» **Your goal**: The records below must be transcribed exactly. Do not include the pictures.

» **Provided records**:
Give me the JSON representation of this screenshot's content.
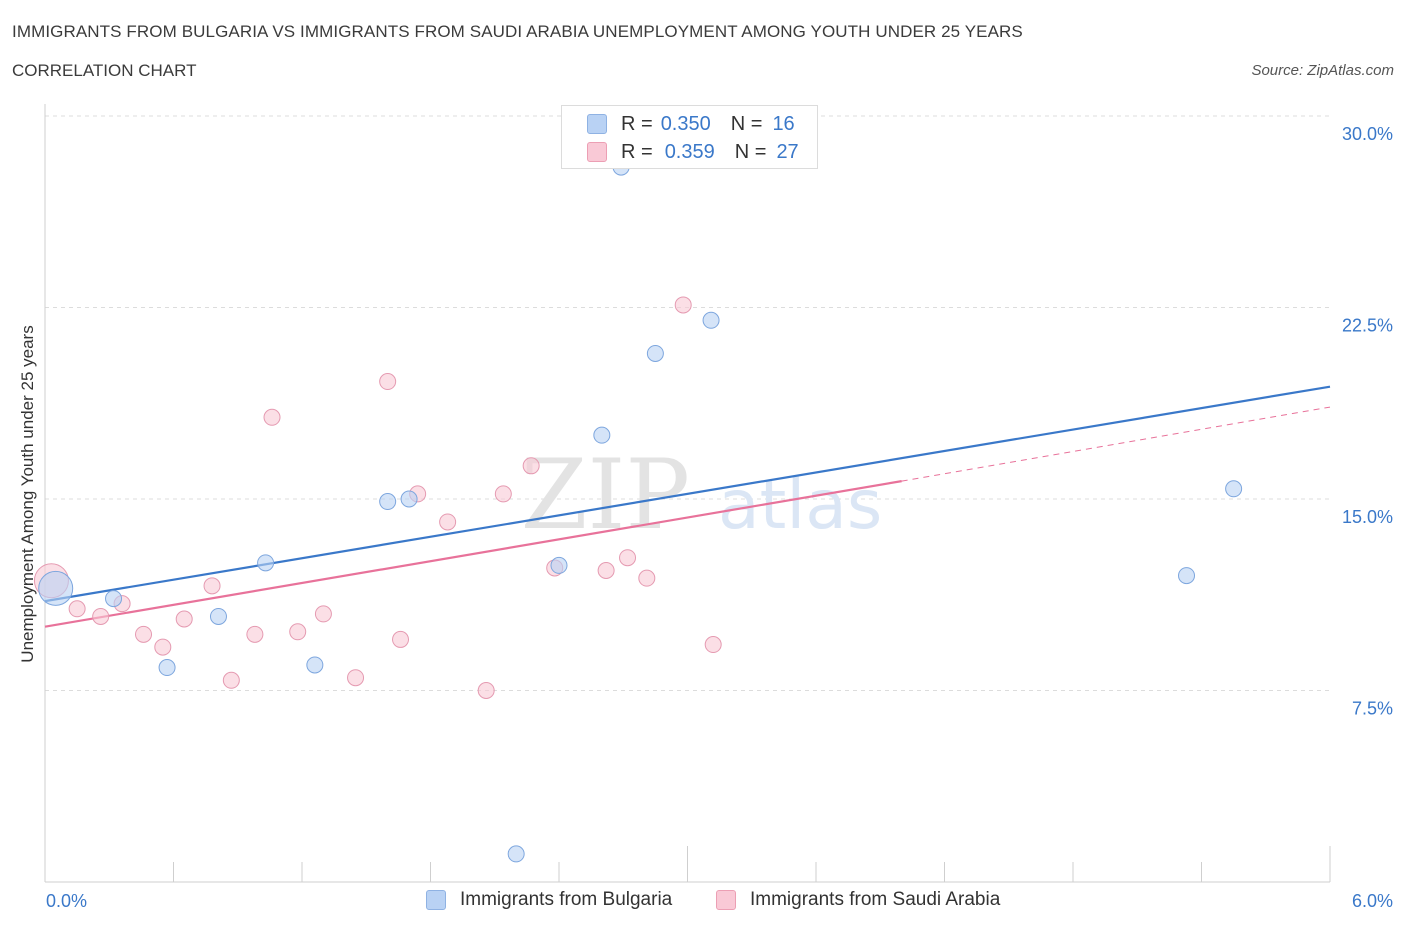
{
  "header": {
    "title": "IMMIGRANTS FROM BULGARIA VS IMMIGRANTS FROM SAUDI ARABIA UNEMPLOYMENT AMONG YOUTH UNDER 25 YEARS",
    "subtitle": "CORRELATION CHART",
    "source": "Source: ZipAtlas.com"
  },
  "legend_stats": {
    "bulgaria": {
      "r_label": "R =",
      "r_value": "0.350",
      "n_label": "N =",
      "n_value": "16"
    },
    "saudi": {
      "r_label": "R =",
      "r_value": "0.359",
      "n_label": "N =",
      "n_value": "27"
    }
  },
  "colors": {
    "bulgaria": "#3a78c9",
    "bulgaria_fill": "#b9d2f4",
    "saudi": "#e8729a",
    "saudi_fill": "#f9c9d6",
    "tick_label": "#3a78c9"
  },
  "chart_data": {
    "type": "scatter",
    "title": "IMMIGRANTS FROM BULGARIA VS IMMIGRANTS FROM SAUDI ARABIA UNEMPLOYMENT AMONG YOUTH UNDER 25 YEARS",
    "xlabel": "",
    "ylabel": "Unemployment Among Youth under 25 years",
    "xlim": [
      0,
      6
    ],
    "ylim": [
      0,
      30
    ],
    "x_tick_labels": [
      "0.0%",
      "6.0%"
    ],
    "y_ticks": [
      7.5,
      15.0,
      22.5,
      30.0
    ],
    "y_tick_labels": [
      "7.5%",
      "15.0%",
      "22.5%",
      "30.0%"
    ],
    "grid": true,
    "watermark": "ZIPatlas",
    "series": [
      {
        "name": "Immigrants from Bulgaria",
        "points": [
          [
            0.05,
            11.5
          ],
          [
            0.32,
            11.1
          ],
          [
            0.57,
            8.4
          ],
          [
            0.81,
            10.4
          ],
          [
            1.03,
            12.5
          ],
          [
            1.26,
            8.5
          ],
          [
            1.6,
            14.9
          ],
          [
            1.7,
            15.0
          ],
          [
            2.2,
            1.1
          ],
          [
            2.4,
            12.4
          ],
          [
            2.6,
            17.5
          ],
          [
            2.69,
            28.0
          ],
          [
            2.85,
            20.7
          ],
          [
            3.11,
            22.0
          ],
          [
            5.33,
            12.0
          ],
          [
            5.55,
            15.4
          ]
        ],
        "trend": {
          "x0": 0.0,
          "y0": 11.0,
          "x1": 6.0,
          "y1": 19.4
        }
      },
      {
        "name": "Immigrants from Saudi Arabia",
        "points": [
          [
            0.03,
            11.8
          ],
          [
            0.15,
            10.7
          ],
          [
            0.26,
            10.4
          ],
          [
            0.36,
            10.9
          ],
          [
            0.46,
            9.7
          ],
          [
            0.55,
            9.2
          ],
          [
            0.65,
            10.3
          ],
          [
            0.78,
            11.6
          ],
          [
            0.87,
            7.9
          ],
          [
            0.98,
            9.7
          ],
          [
            1.06,
            18.2
          ],
          [
            1.18,
            9.8
          ],
          [
            1.3,
            10.5
          ],
          [
            1.45,
            8.0
          ],
          [
            1.6,
            19.6
          ],
          [
            1.66,
            9.5
          ],
          [
            1.74,
            15.2
          ],
          [
            1.88,
            14.1
          ],
          [
            2.06,
            7.5
          ],
          [
            2.14,
            15.2
          ],
          [
            2.27,
            16.3
          ],
          [
            2.38,
            12.3
          ],
          [
            2.62,
            12.2
          ],
          [
            2.72,
            12.7
          ],
          [
            2.81,
            11.9
          ],
          [
            2.98,
            22.6
          ],
          [
            3.12,
            9.3
          ]
        ],
        "trend": {
          "x0": 0.0,
          "y0": 10.0,
          "x1": 4.0,
          "y1": 15.7
        },
        "trend_extension": {
          "x0": 4.0,
          "y0": 15.7,
          "x1": 6.0,
          "y1": 18.6
        }
      }
    ]
  },
  "bottom_legend": {
    "bulgaria_label": "Immigrants from Bulgaria",
    "saudi_label": "Immigrants from Saudi Arabia"
  }
}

» **Correct output**:
Give me the JSON representation of this screenshot's content.
{
  "header": {
    "title": "IMMIGRANTS FROM BULGARIA VS IMMIGRANTS FROM SAUDI ARABIA UNEMPLOYMENT AMONG YOUTH UNDER 25 YEARS",
    "subtitle": "CORRELATION CHART",
    "source": "Source: ZipAtlas.com"
  },
  "legend_stats": {
    "bulgaria": {
      "r_label": "R =",
      "r_value": "0.350",
      "n_label": "N =",
      "n_value": "16"
    },
    "saudi": {
      "r_label": "R =",
      "r_value": "0.359",
      "n_label": "N =",
      "n_value": "27"
    }
  },
  "colors": {
    "bulgaria": "#3a78c9",
    "bulgaria_fill": "#b9d2f4",
    "saudi": "#e8729a",
    "saudi_fill": "#f9c9d6",
    "tick_label": "#3a78c9"
  },
  "chart_data": {
    "type": "scatter",
    "title": "IMMIGRANTS FROM BULGARIA VS IMMIGRANTS FROM SAUDI ARABIA UNEMPLOYMENT AMONG YOUTH UNDER 25 YEARS",
    "xlabel": "",
    "ylabel": "Unemployment Among Youth under 25 years",
    "xlim": [
      0,
      6
    ],
    "ylim": [
      0,
      30
    ],
    "x_tick_labels": [
      "0.0%",
      "6.0%"
    ],
    "y_ticks": [
      7.5,
      15.0,
      22.5,
      30.0
    ],
    "y_tick_labels": [
      "7.5%",
      "15.0%",
      "22.5%",
      "30.0%"
    ],
    "grid": true,
    "watermark": "ZIPatlas",
    "series": [
      {
        "name": "Immigrants from Bulgaria",
        "points": [
          [
            0.05,
            11.5
          ],
          [
            0.32,
            11.1
          ],
          [
            0.57,
            8.4
          ],
          [
            0.81,
            10.4
          ],
          [
            1.03,
            12.5
          ],
          [
            1.26,
            8.5
          ],
          [
            1.6,
            14.9
          ],
          [
            1.7,
            15.0
          ],
          [
            2.2,
            1.1
          ],
          [
            2.4,
            12.4
          ],
          [
            2.6,
            17.5
          ],
          [
            2.69,
            28.0
          ],
          [
            2.85,
            20.7
          ],
          [
            3.11,
            22.0
          ],
          [
            5.33,
            12.0
          ],
          [
            5.55,
            15.4
          ]
        ],
        "trend": {
          "x0": 0.0,
          "y0": 11.0,
          "x1": 6.0,
          "y1": 19.4
        }
      },
      {
        "name": "Immigrants from Saudi Arabia",
        "points": [
          [
            0.03,
            11.8
          ],
          [
            0.15,
            10.7
          ],
          [
            0.26,
            10.4
          ],
          [
            0.36,
            10.9
          ],
          [
            0.46,
            9.7
          ],
          [
            0.55,
            9.2
          ],
          [
            0.65,
            10.3
          ],
          [
            0.78,
            11.6
          ],
          [
            0.87,
            7.9
          ],
          [
            0.98,
            9.7
          ],
          [
            1.06,
            18.2
          ],
          [
            1.18,
            9.8
          ],
          [
            1.3,
            10.5
          ],
          [
            1.45,
            8.0
          ],
          [
            1.6,
            19.6
          ],
          [
            1.66,
            9.5
          ],
          [
            1.74,
            15.2
          ],
          [
            1.88,
            14.1
          ],
          [
            2.06,
            7.5
          ],
          [
            2.14,
            15.2
          ],
          [
            2.27,
            16.3
          ],
          [
            2.38,
            12.3
          ],
          [
            2.62,
            12.2
          ],
          [
            2.72,
            12.7
          ],
          [
            2.81,
            11.9
          ],
          [
            2.98,
            22.6
          ],
          [
            3.12,
            9.3
          ]
        ],
        "trend": {
          "x0": 0.0,
          "y0": 10.0,
          "x1": 4.0,
          "y1": 15.7
        },
        "trend_extension": {
          "x0": 4.0,
          "y0": 15.7,
          "x1": 6.0,
          "y1": 18.6
        }
      }
    ]
  },
  "bottom_legend": {
    "bulgaria_label": "Immigrants from Bulgaria",
    "saudi_label": "Immigrants from Saudi Arabia"
  }
}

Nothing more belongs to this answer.